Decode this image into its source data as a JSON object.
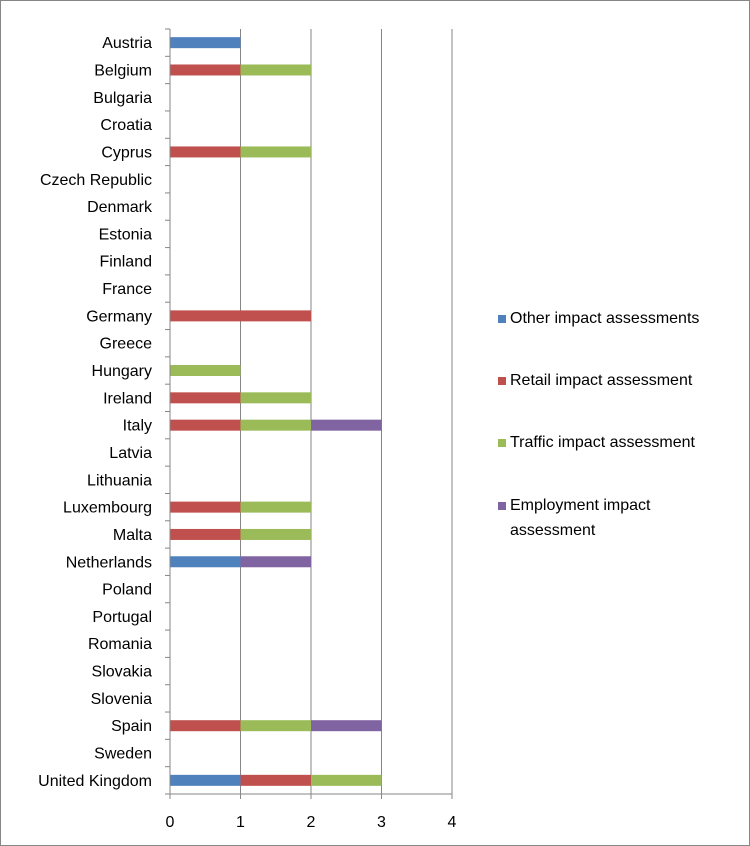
{
  "chart_data": {
    "type": "bar",
    "orientation": "horizontal",
    "stacked": true,
    "categories": [
      "Austria",
      "Belgium",
      "Bulgaria",
      "Croatia",
      "Cyprus",
      "Czech Republic",
      "Denmark",
      "Estonia",
      "Finland",
      "France",
      "Germany",
      "Greece",
      "Hungary",
      "Ireland",
      "Italy",
      "Latvia",
      "Lithuania",
      "Luxembourg",
      "Malta",
      "Netherlands",
      "Poland",
      "Portugal",
      "Romania",
      "Slovakia",
      "Slovenia",
      "Spain",
      "Sweden",
      "United Kingdom"
    ],
    "series": [
      {
        "name": "Other impact assessments",
        "color": "#4f81bd",
        "values": [
          1,
          0,
          0,
          0,
          0,
          0,
          0,
          0,
          0,
          0,
          0,
          0,
          0,
          0,
          0,
          0,
          0,
          0,
          0,
          1,
          0,
          0,
          0,
          0,
          0,
          0,
          0,
          1
        ]
      },
      {
        "name": "Retail impact assessment",
        "color": "#c0504d",
        "values": [
          0,
          1,
          0,
          0,
          1,
          0,
          0,
          0,
          0,
          0,
          2,
          0,
          0,
          1,
          1,
          0,
          0,
          1,
          1,
          0,
          0,
          0,
          0,
          0,
          0,
          1,
          0,
          1
        ]
      },
      {
        "name": "Traffic impact assessment",
        "color": "#9bbb59",
        "values": [
          0,
          1,
          0,
          0,
          1,
          0,
          0,
          0,
          0,
          0,
          0,
          0,
          1,
          1,
          1,
          0,
          0,
          1,
          1,
          0,
          0,
          0,
          0,
          0,
          0,
          1,
          0,
          1
        ]
      },
      {
        "name": "Employment impact assessment",
        "color": "#8064a2",
        "values": [
          0,
          0,
          0,
          0,
          0,
          0,
          0,
          0,
          0,
          0,
          0,
          0,
          0,
          0,
          1,
          0,
          0,
          0,
          0,
          1,
          0,
          0,
          0,
          0,
          0,
          1,
          0,
          0
        ]
      }
    ],
    "xlim": [
      0,
      4
    ],
    "xticks": [
      "0",
      "1",
      "2",
      "3",
      "4"
    ],
    "grid": "vertical",
    "legend": "right",
    "title": "",
    "xlabel": "",
    "ylabel": ""
  }
}
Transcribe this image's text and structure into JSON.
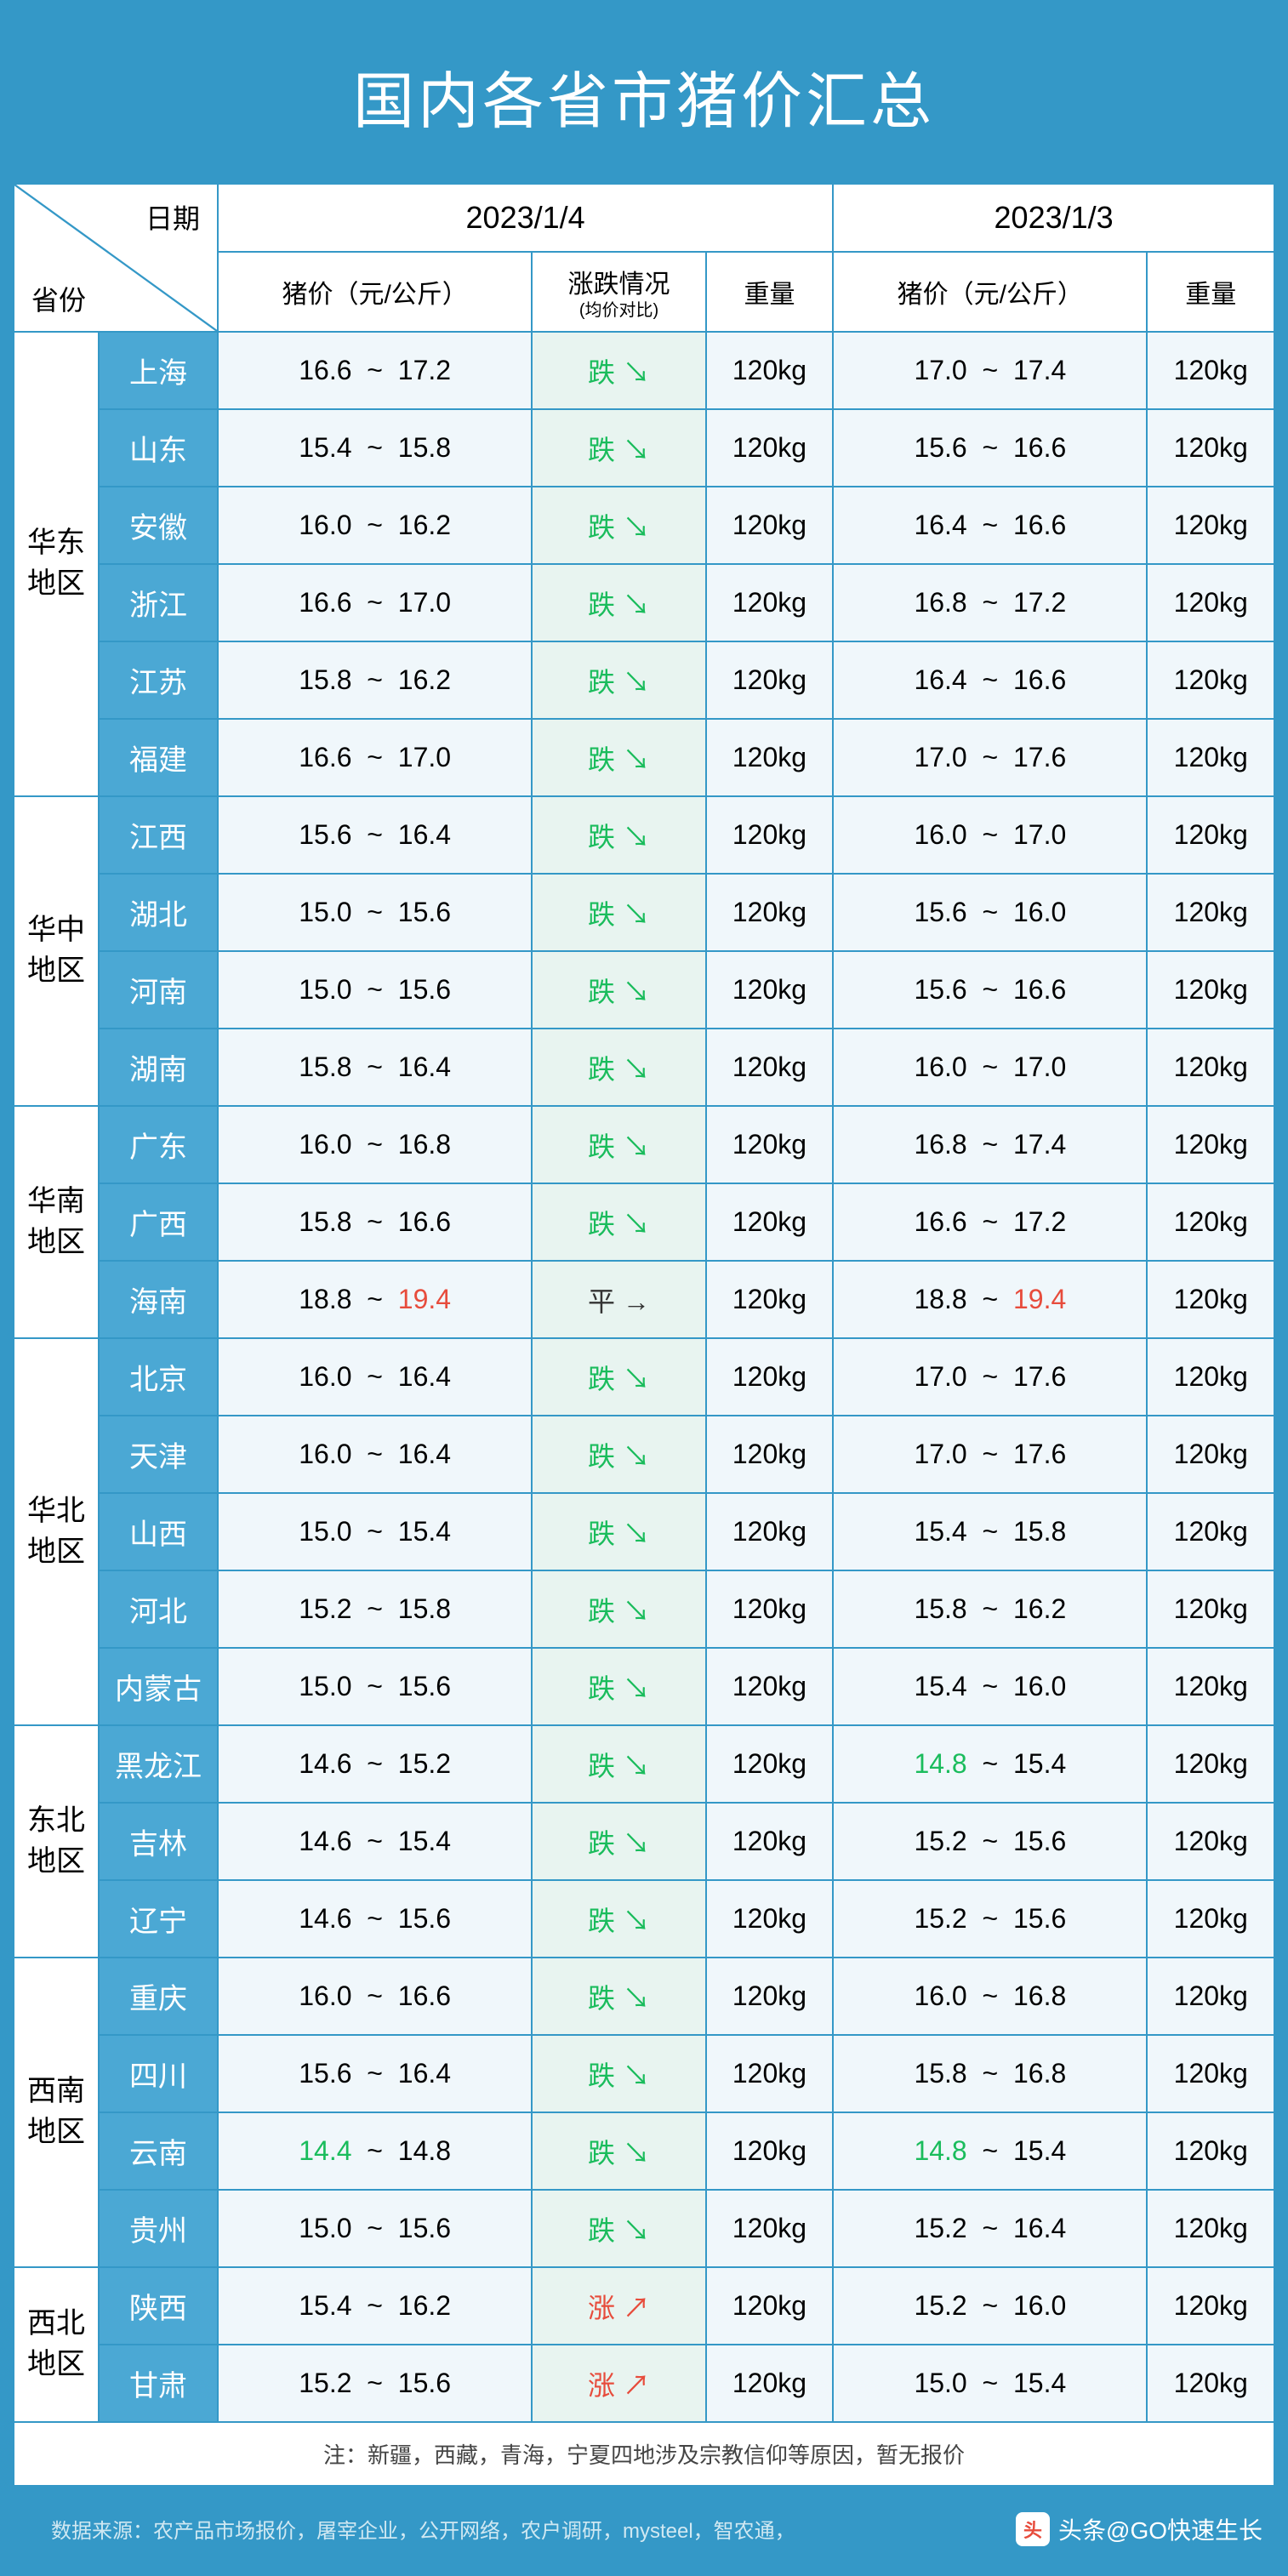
{
  "title": "国内各省市猪价汇总",
  "header": {
    "date_label": "日期",
    "province_label": "省份",
    "date1": "2023/1/4",
    "date2": "2023/1/3",
    "price_label": "猪价（元/公斤）",
    "trend_label": "涨跌情况",
    "trend_sub": "(均价对比)",
    "weight_label": "重量"
  },
  "colors": {
    "bg_main": "#3498c7",
    "province_bg": "#4ba8d4",
    "price_bg": "#f0f7fb",
    "trend_bg": "#e8f4f0",
    "down": "#1abc5c",
    "up": "#e74c3c",
    "red": "#e74c3c",
    "green": "#1abc5c"
  },
  "regions": [
    {
      "name": "华东地区",
      "provinces": [
        {
          "name": "上海",
          "p1l": "16.6",
          "p1h": "17.2",
          "trend": "down",
          "w1": "120kg",
          "p2l": "17.0",
          "p2h": "17.4",
          "w2": "120kg"
        },
        {
          "name": "山东",
          "p1l": "15.4",
          "p1h": "15.8",
          "trend": "down",
          "w1": "120kg",
          "p2l": "15.6",
          "p2h": "16.6",
          "w2": "120kg"
        },
        {
          "name": "安徽",
          "p1l": "16.0",
          "p1h": "16.2",
          "trend": "down",
          "w1": "120kg",
          "p2l": "16.4",
          "p2h": "16.6",
          "w2": "120kg"
        },
        {
          "name": "浙江",
          "p1l": "16.6",
          "p1h": "17.0",
          "trend": "down",
          "w1": "120kg",
          "p2l": "16.8",
          "p2h": "17.2",
          "w2": "120kg"
        },
        {
          "name": "江苏",
          "p1l": "15.8",
          "p1h": "16.2",
          "trend": "down",
          "w1": "120kg",
          "p2l": "16.4",
          "p2h": "16.6",
          "w2": "120kg"
        },
        {
          "name": "福建",
          "p1l": "16.6",
          "p1h": "17.0",
          "trend": "down",
          "w1": "120kg",
          "p2l": "17.0",
          "p2h": "17.6",
          "w2": "120kg"
        }
      ]
    },
    {
      "name": "华中地区",
      "provinces": [
        {
          "name": "江西",
          "p1l": "15.6",
          "p1h": "16.4",
          "trend": "down",
          "w1": "120kg",
          "p2l": "16.0",
          "p2h": "17.0",
          "w2": "120kg"
        },
        {
          "name": "湖北",
          "p1l": "15.0",
          "p1h": "15.6",
          "trend": "down",
          "w1": "120kg",
          "p2l": "15.6",
          "p2h": "16.0",
          "w2": "120kg"
        },
        {
          "name": "河南",
          "p1l": "15.0",
          "p1h": "15.6",
          "trend": "down",
          "w1": "120kg",
          "p2l": "15.6",
          "p2h": "16.6",
          "w2": "120kg"
        },
        {
          "name": "湖南",
          "p1l": "15.8",
          "p1h": "16.4",
          "trend": "down",
          "w1": "120kg",
          "p2l": "16.0",
          "p2h": "17.0",
          "w2": "120kg"
        }
      ]
    },
    {
      "name": "华南地区",
      "provinces": [
        {
          "name": "广东",
          "p1l": "16.0",
          "p1h": "16.8",
          "trend": "down",
          "w1": "120kg",
          "p2l": "16.8",
          "p2h": "17.4",
          "w2": "120kg"
        },
        {
          "name": "广西",
          "p1l": "15.8",
          "p1h": "16.6",
          "trend": "down",
          "w1": "120kg",
          "p2l": "16.6",
          "p2h": "17.2",
          "w2": "120kg"
        },
        {
          "name": "海南",
          "p1l": "18.8",
          "p1h": "19.4",
          "p1h_color": "red",
          "trend": "flat",
          "w1": "120kg",
          "p2l": "18.8",
          "p2h": "19.4",
          "p2h_color": "red",
          "w2": "120kg"
        }
      ]
    },
    {
      "name": "华北地区",
      "provinces": [
        {
          "name": "北京",
          "p1l": "16.0",
          "p1h": "16.4",
          "trend": "down",
          "w1": "120kg",
          "p2l": "17.0",
          "p2h": "17.6",
          "w2": "120kg"
        },
        {
          "name": "天津",
          "p1l": "16.0",
          "p1h": "16.4",
          "trend": "down",
          "w1": "120kg",
          "p2l": "17.0",
          "p2h": "17.6",
          "w2": "120kg"
        },
        {
          "name": "山西",
          "p1l": "15.0",
          "p1h": "15.4",
          "trend": "down",
          "w1": "120kg",
          "p2l": "15.4",
          "p2h": "15.8",
          "w2": "120kg"
        },
        {
          "name": "河北",
          "p1l": "15.2",
          "p1h": "15.8",
          "trend": "down",
          "w1": "120kg",
          "p2l": "15.8",
          "p2h": "16.2",
          "w2": "120kg"
        },
        {
          "name": "内蒙古",
          "p1l": "15.0",
          "p1h": "15.6",
          "trend": "down",
          "w1": "120kg",
          "p2l": "15.4",
          "p2h": "16.0",
          "w2": "120kg"
        }
      ]
    },
    {
      "name": "东北地区",
      "provinces": [
        {
          "name": "黑龙江",
          "p1l": "14.6",
          "p1h": "15.2",
          "trend": "down",
          "w1": "120kg",
          "p2l": "14.8",
          "p2l_color": "green",
          "p2h": "15.4",
          "w2": "120kg"
        },
        {
          "name": "吉林",
          "p1l": "14.6",
          "p1h": "15.4",
          "trend": "down",
          "w1": "120kg",
          "p2l": "15.2",
          "p2h": "15.6",
          "w2": "120kg"
        },
        {
          "name": "辽宁",
          "p1l": "14.6",
          "p1h": "15.6",
          "trend": "down",
          "w1": "120kg",
          "p2l": "15.2",
          "p2h": "15.6",
          "w2": "120kg"
        }
      ]
    },
    {
      "name": "西南地区",
      "provinces": [
        {
          "name": "重庆",
          "p1l": "16.0",
          "p1h": "16.6",
          "trend": "down",
          "w1": "120kg",
          "p2l": "16.0",
          "p2h": "16.8",
          "w2": "120kg"
        },
        {
          "name": "四川",
          "p1l": "15.6",
          "p1h": "16.4",
          "trend": "down",
          "w1": "120kg",
          "p2l": "15.8",
          "p2h": "16.8",
          "w2": "120kg"
        },
        {
          "name": "云南",
          "p1l": "14.4",
          "p1l_color": "green",
          "p1h": "14.8",
          "trend": "down",
          "w1": "120kg",
          "p2l": "14.8",
          "p2l_color": "green",
          "p2h": "15.4",
          "w2": "120kg"
        },
        {
          "name": "贵州",
          "p1l": "15.0",
          "p1h": "15.6",
          "trend": "down",
          "w1": "120kg",
          "p2l": "15.2",
          "p2h": "16.4",
          "w2": "120kg"
        }
      ]
    },
    {
      "name": "西北地区",
      "provinces": [
        {
          "name": "陕西",
          "p1l": "15.4",
          "p1h": "16.2",
          "trend": "up",
          "w1": "120kg",
          "p2l": "15.2",
          "p2h": "16.0",
          "w2": "120kg"
        },
        {
          "name": "甘肃",
          "p1l": "15.2",
          "p1h": "15.6",
          "trend": "up",
          "w1": "120kg",
          "p2l": "15.0",
          "p2h": "15.4",
          "w2": "120kg"
        }
      ]
    }
  ],
  "trend_text": {
    "down": "跌",
    "up": "涨",
    "flat": "平"
  },
  "trend_arrow": {
    "down": "↘",
    "up": "↗",
    "flat": "→"
  },
  "note": "注：新疆，西藏，青海，宁夏四地涉及宗教信仰等原因，暂无报价",
  "source": "数据来源：农产品市场报价，屠宰企业，公开网络，农户调研，mysteel，智农通，",
  "watermark_prefix": "头条",
  "watermark": "@GO快速生长"
}
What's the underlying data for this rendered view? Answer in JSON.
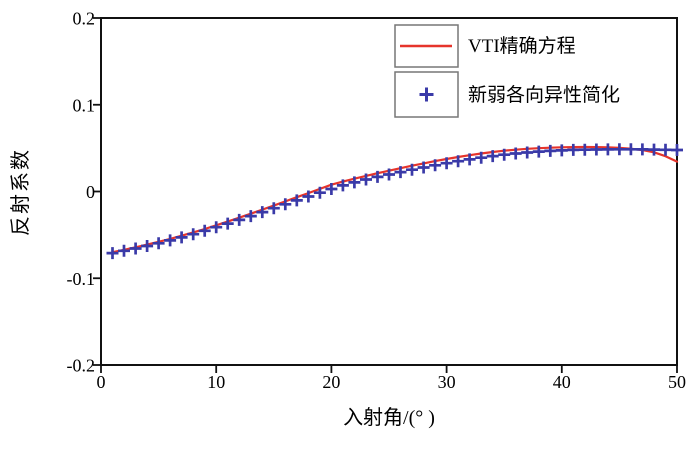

____

Exercise goal -
Gather each line in these records that contains the string "JSON".

Result of the exercise -
Decode this image into its source data as a JSON object.
Transcribe this image's text and structure into JSON.
What's the underlying data for this rendered view? Answer in JSON.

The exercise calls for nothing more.